Images excluded, repeat each entry below exactly.

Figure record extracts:
———

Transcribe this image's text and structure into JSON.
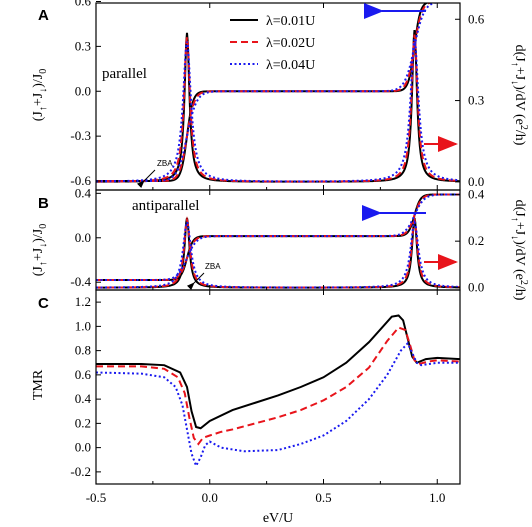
{
  "colors": {
    "black": "#000000",
    "red": "#e8141b",
    "blue": "#1a1aef"
  },
  "series_styles": [
    {
      "name": "λ=0.01U",
      "color": "#000000",
      "dash": ""
    },
    {
      "name": "λ=0.02U",
      "color": "#e8141b",
      "dash": "7,4"
    },
    {
      "name": "λ=0.04U",
      "color": "#1a1aef",
      "dash": "2,2.5"
    }
  ],
  "labels": {
    "panel_a": "A",
    "panel_b": "B",
    "panel_c": "C",
    "parallel": "parallel",
    "antiparallel": "antiparallel",
    "zba": "ZBA",
    "xlabel": "eV/U",
    "ylabel_c": "TMR"
  },
  "chart_data": [
    {
      "type": "line",
      "panel": "A",
      "annotation": "parallel",
      "x": [
        -0.5,
        1.1
      ],
      "xlim": [
        -0.5,
        1.1
      ],
      "xticks": [
        -0.5,
        0.0,
        0.5,
        1.0
      ],
      "ylim_left": [
        -0.66,
        0.59
      ],
      "yticks_left": [
        -0.6,
        -0.3,
        0.0,
        0.3,
        0.6
      ],
      "ytick_labels_left": [
        "-0.6",
        "-0.3",
        "0.0",
        "0.3",
        "0.6"
      ],
      "ylim_right": [
        -0.03,
        0.66
      ],
      "yticks_right": [
        0.0,
        0.3,
        0.6
      ],
      "ytick_labels_right": [
        "0.0",
        "0.3",
        "0.6"
      ],
      "legend": [
        "λ=0.01U",
        "λ=0.02U",
        "λ=0.04U"
      ],
      "legend_position": "top-center",
      "current_curve": {
        "low": -0.6,
        "high": 0.6,
        "steps": [
          -0.1,
          0.9
        ],
        "middle": 0.0
      },
      "conductance_peaks": [
        {
          "x": -0.1,
          "height": 0.55,
          "axis": "right"
        },
        {
          "x": 0.9,
          "height": 0.56,
          "axis": "right"
        }
      ],
      "arrows": [
        {
          "color": "blue",
          "points_to": "left axis",
          "x": 0.88,
          "y": 0.58
        },
        {
          "color": "red",
          "points_to": "right axis",
          "x": 1.0,
          "y": 0.1
        }
      ],
      "zba_arrow": {
        "x": -0.04,
        "y": -0.57
      }
    },
    {
      "type": "line",
      "panel": "B",
      "annotation": "antiparallel",
      "xlim": [
        -0.5,
        1.1
      ],
      "xticks": [
        -0.5,
        0.0,
        0.5,
        1.0
      ],
      "ylim_left": [
        -0.47,
        0.43
      ],
      "yticks_left": [
        -0.4,
        0.0,
        0.4
      ],
      "ytick_labels_left": [
        "-0.4",
        "0.0",
        "0.4"
      ],
      "ylim_right": [
        -0.01,
        0.42
      ],
      "yticks_right": [
        0.0,
        0.2,
        0.4
      ],
      "ytick_labels_right": [
        "0.0",
        "0.2",
        "0.4"
      ],
      "current_curve": {
        "low": -0.38,
        "high": 0.39,
        "steps": [
          -0.1,
          0.9
        ],
        "middle": 0.015
      },
      "conductance_peaks": [
        {
          "x": -0.1,
          "height": 0.3,
          "axis": "right"
        },
        {
          "x": 0.9,
          "height": 0.3,
          "axis": "right"
        }
      ],
      "arrows": [
        {
          "color": "blue",
          "points_to": "left axis",
          "x": 0.88,
          "y": 0.36
        },
        {
          "color": "red",
          "points_to": "right axis",
          "x": 1.0,
          "y": 0.14
        }
      ],
      "zba_arrow": {
        "x": 0.12,
        "y": -0.45
      }
    },
    {
      "type": "line",
      "panel": "C",
      "xlabel": "eV/U",
      "ylabel": "TMR",
      "xlim": [
        -0.5,
        1.1
      ],
      "xticks": [
        -0.5,
        0.0,
        0.5,
        1.0
      ],
      "xtick_labels": [
        "-0.5",
        "0.0",
        "0.5",
        "1.0"
      ],
      "ylim": [
        -0.3,
        1.3
      ],
      "yticks": [
        -0.2,
        0.0,
        0.2,
        0.4,
        0.6,
        0.8,
        1.0,
        1.2
      ],
      "ytick_labels": [
        "-0.2",
        "0.0",
        "0.2",
        "0.4",
        "0.6",
        "0.8",
        "1.0",
        "1.2"
      ],
      "series": [
        {
          "name": "λ=0.01U",
          "points": [
            [
              -0.5,
              0.69
            ],
            [
              -0.3,
              0.69
            ],
            [
              -0.2,
              0.68
            ],
            [
              -0.13,
              0.62
            ],
            [
              -0.1,
              0.5
            ],
            [
              -0.08,
              0.3
            ],
            [
              -0.06,
              0.17
            ],
            [
              -0.04,
              0.16
            ],
            [
              0.0,
              0.22
            ],
            [
              0.1,
              0.31
            ],
            [
              0.2,
              0.37
            ],
            [
              0.3,
              0.43
            ],
            [
              0.4,
              0.5
            ],
            [
              0.5,
              0.58
            ],
            [
              0.6,
              0.7
            ],
            [
              0.7,
              0.87
            ],
            [
              0.8,
              1.08
            ],
            [
              0.83,
              1.09
            ],
            [
              0.85,
              1.05
            ],
            [
              0.87,
              0.9
            ],
            [
              0.89,
              0.75
            ],
            [
              0.91,
              0.7
            ],
            [
              0.95,
              0.73
            ],
            [
              1.0,
              0.74
            ],
            [
              1.1,
              0.73
            ]
          ]
        },
        {
          "name": "λ=0.02U",
          "points": [
            [
              -0.5,
              0.67
            ],
            [
              -0.3,
              0.67
            ],
            [
              -0.2,
              0.65
            ],
            [
              -0.14,
              0.58
            ],
            [
              -0.11,
              0.45
            ],
            [
              -0.09,
              0.25
            ],
            [
              -0.07,
              0.08
            ],
            [
              -0.05,
              0.03
            ],
            [
              -0.03,
              0.08
            ],
            [
              0.0,
              0.1
            ],
            [
              0.05,
              0.13
            ],
            [
              0.1,
              0.15
            ],
            [
              0.2,
              0.2
            ],
            [
              0.3,
              0.25
            ],
            [
              0.4,
              0.31
            ],
            [
              0.5,
              0.39
            ],
            [
              0.6,
              0.5
            ],
            [
              0.7,
              0.66
            ],
            [
              0.78,
              0.88
            ],
            [
              0.83,
              0.99
            ],
            [
              0.86,
              0.97
            ],
            [
              0.88,
              0.85
            ],
            [
              0.9,
              0.72
            ],
            [
              0.92,
              0.69
            ],
            [
              0.96,
              0.71
            ],
            [
              1.0,
              0.72
            ],
            [
              1.1,
              0.71
            ]
          ]
        },
        {
          "name": "λ=0.04U",
          "points": [
            [
              -0.5,
              0.62
            ],
            [
              -0.3,
              0.61
            ],
            [
              -0.2,
              0.58
            ],
            [
              -0.15,
              0.5
            ],
            [
              -0.12,
              0.35
            ],
            [
              -0.1,
              0.15
            ],
            [
              -0.08,
              -0.05
            ],
            [
              -0.06,
              -0.15
            ],
            [
              -0.04,
              -0.08
            ],
            [
              -0.02,
              0.02
            ],
            [
              0.0,
              0.05
            ],
            [
              0.05,
              0.0
            ],
            [
              0.15,
              -0.03
            ],
            [
              0.3,
              -0.02
            ],
            [
              0.4,
              0.03
            ],
            [
              0.5,
              0.1
            ],
            [
              0.6,
              0.22
            ],
            [
              0.7,
              0.4
            ],
            [
              0.78,
              0.6
            ],
            [
              0.84,
              0.8
            ],
            [
              0.87,
              0.86
            ],
            [
              0.89,
              0.78
            ],
            [
              0.91,
              0.7
            ],
            [
              0.93,
              0.68
            ],
            [
              1.0,
              0.7
            ],
            [
              1.1,
              0.7
            ]
          ]
        }
      ]
    }
  ]
}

———

=== Exercise result ===
Transcribe this image's text and structure into JSON.
{
  "colors": {
    "black": "#000000",
    "red": "#e8141b",
    "blue": "#1a1aef"
  },
  "series_styles": [
    {
      "name": "λ=0.01U",
      "color": "#000000",
      "dash": ""
    },
    {
      "name": "λ=0.02U",
      "color": "#e8141b",
      "dash": "7,4"
    },
    {
      "name": "λ=0.04U",
      "color": "#1a1aef",
      "dash": "2,2.5"
    }
  ],
  "labels": {
    "panel_a": "A",
    "panel_b": "B",
    "panel_c": "C",
    "parallel": "parallel",
    "antiparallel": "antiparallel",
    "zba": "ZBA",
    "xlabel": "eV/U",
    "ylabel_c": "TMR"
  },
  "chart_data": [
    {
      "type": "line",
      "panel": "A",
      "annotation": "parallel",
      "x": [
        -0.5,
        1.1
      ],
      "xlim": [
        -0.5,
        1.1
      ],
      "xticks": [
        -0.5,
        0.0,
        0.5,
        1.0
      ],
      "ylim_left": [
        -0.66,
        0.59
      ],
      "yticks_left": [
        -0.6,
        -0.3,
        0.0,
        0.3,
        0.6
      ],
      "ytick_labels_left": [
        "-0.6",
        "-0.3",
        "0.0",
        "0.3",
        "0.6"
      ],
      "ylim_right": [
        -0.03,
        0.66
      ],
      "yticks_right": [
        0.0,
        0.3,
        0.6
      ],
      "ytick_labels_right": [
        "0.0",
        "0.3",
        "0.6"
      ],
      "legend": [
        "λ=0.01U",
        "λ=0.02U",
        "λ=0.04U"
      ],
      "legend_position": "top-center",
      "current_curve": {
        "low": -0.6,
        "high": 0.6,
        "steps": [
          -0.1,
          0.9
        ],
        "middle": 0.0
      },
      "conductance_peaks": [
        {
          "x": -0.1,
          "height": 0.55,
          "axis": "right"
        },
        {
          "x": 0.9,
          "height": 0.56,
          "axis": "right"
        }
      ],
      "arrows": [
        {
          "color": "blue",
          "points_to": "left axis",
          "x": 0.88,
          "y": 0.58
        },
        {
          "color": "red",
          "points_to": "right axis",
          "x": 1.0,
          "y": 0.1
        }
      ],
      "zba_arrow": {
        "x": -0.04,
        "y": -0.57
      }
    },
    {
      "type": "line",
      "panel": "B",
      "annotation": "antiparallel",
      "xlim": [
        -0.5,
        1.1
      ],
      "xticks": [
        -0.5,
        0.0,
        0.5,
        1.0
      ],
      "ylim_left": [
        -0.47,
        0.43
      ],
      "yticks_left": [
        -0.4,
        0.0,
        0.4
      ],
      "ytick_labels_left": [
        "-0.4",
        "0.0",
        "0.4"
      ],
      "ylim_right": [
        -0.01,
        0.42
      ],
      "yticks_right": [
        0.0,
        0.2,
        0.4
      ],
      "ytick_labels_right": [
        "0.0",
        "0.2",
        "0.4"
      ],
      "current_curve": {
        "low": -0.38,
        "high": 0.39,
        "steps": [
          -0.1,
          0.9
        ],
        "middle": 0.015
      },
      "conductance_peaks": [
        {
          "x": -0.1,
          "height": 0.3,
          "axis": "right"
        },
        {
          "x": 0.9,
          "height": 0.3,
          "axis": "right"
        }
      ],
      "arrows": [
        {
          "color": "blue",
          "points_to": "left axis",
          "x": 0.88,
          "y": 0.36
        },
        {
          "color": "red",
          "points_to": "right axis",
          "x": 1.0,
          "y": 0.14
        }
      ],
      "zba_arrow": {
        "x": 0.12,
        "y": -0.45
      }
    },
    {
      "type": "line",
      "panel": "C",
      "xlabel": "eV/U",
      "ylabel": "TMR",
      "xlim": [
        -0.5,
        1.1
      ],
      "xticks": [
        -0.5,
        0.0,
        0.5,
        1.0
      ],
      "xtick_labels": [
        "-0.5",
        "0.0",
        "0.5",
        "1.0"
      ],
      "ylim": [
        -0.3,
        1.3
      ],
      "yticks": [
        -0.2,
        0.0,
        0.2,
        0.4,
        0.6,
        0.8,
        1.0,
        1.2
      ],
      "ytick_labels": [
        "-0.2",
        "0.0",
        "0.2",
        "0.4",
        "0.6",
        "0.8",
        "1.0",
        "1.2"
      ],
      "series": [
        {
          "name": "λ=0.01U",
          "points": [
            [
              -0.5,
              0.69
            ],
            [
              -0.3,
              0.69
            ],
            [
              -0.2,
              0.68
            ],
            [
              -0.13,
              0.62
            ],
            [
              -0.1,
              0.5
            ],
            [
              -0.08,
              0.3
            ],
            [
              -0.06,
              0.17
            ],
            [
              -0.04,
              0.16
            ],
            [
              0.0,
              0.22
            ],
            [
              0.1,
              0.31
            ],
            [
              0.2,
              0.37
            ],
            [
              0.3,
              0.43
            ],
            [
              0.4,
              0.5
            ],
            [
              0.5,
              0.58
            ],
            [
              0.6,
              0.7
            ],
            [
              0.7,
              0.87
            ],
            [
              0.8,
              1.08
            ],
            [
              0.83,
              1.09
            ],
            [
              0.85,
              1.05
            ],
            [
              0.87,
              0.9
            ],
            [
              0.89,
              0.75
            ],
            [
              0.91,
              0.7
            ],
            [
              0.95,
              0.73
            ],
            [
              1.0,
              0.74
            ],
            [
              1.1,
              0.73
            ]
          ]
        },
        {
          "name": "λ=0.02U",
          "points": [
            [
              -0.5,
              0.67
            ],
            [
              -0.3,
              0.67
            ],
            [
              -0.2,
              0.65
            ],
            [
              -0.14,
              0.58
            ],
            [
              -0.11,
              0.45
            ],
            [
              -0.09,
              0.25
            ],
            [
              -0.07,
              0.08
            ],
            [
              -0.05,
              0.03
            ],
            [
              -0.03,
              0.08
            ],
            [
              0.0,
              0.1
            ],
            [
              0.05,
              0.13
            ],
            [
              0.1,
              0.15
            ],
            [
              0.2,
              0.2
            ],
            [
              0.3,
              0.25
            ],
            [
              0.4,
              0.31
            ],
            [
              0.5,
              0.39
            ],
            [
              0.6,
              0.5
            ],
            [
              0.7,
              0.66
            ],
            [
              0.78,
              0.88
            ],
            [
              0.83,
              0.99
            ],
            [
              0.86,
              0.97
            ],
            [
              0.88,
              0.85
            ],
            [
              0.9,
              0.72
            ],
            [
              0.92,
              0.69
            ],
            [
              0.96,
              0.71
            ],
            [
              1.0,
              0.72
            ],
            [
              1.1,
              0.71
            ]
          ]
        },
        {
          "name": "λ=0.04U",
          "points": [
            [
              -0.5,
              0.62
            ],
            [
              -0.3,
              0.61
            ],
            [
              -0.2,
              0.58
            ],
            [
              -0.15,
              0.5
            ],
            [
              -0.12,
              0.35
            ],
            [
              -0.1,
              0.15
            ],
            [
              -0.08,
              -0.05
            ],
            [
              -0.06,
              -0.15
            ],
            [
              -0.04,
              -0.08
            ],
            [
              -0.02,
              0.02
            ],
            [
              0.0,
              0.05
            ],
            [
              0.05,
              0.0
            ],
            [
              0.15,
              -0.03
            ],
            [
              0.3,
              -0.02
            ],
            [
              0.4,
              0.03
            ],
            [
              0.5,
              0.1
            ],
            [
              0.6,
              0.22
            ],
            [
              0.7,
              0.4
            ],
            [
              0.78,
              0.6
            ],
            [
              0.84,
              0.8
            ],
            [
              0.87,
              0.86
            ],
            [
              0.89,
              0.78
            ],
            [
              0.91,
              0.7
            ],
            [
              0.93,
              0.68
            ],
            [
              1.0,
              0.7
            ],
            [
              1.1,
              0.7
            ]
          ]
        }
      ]
    }
  ]
}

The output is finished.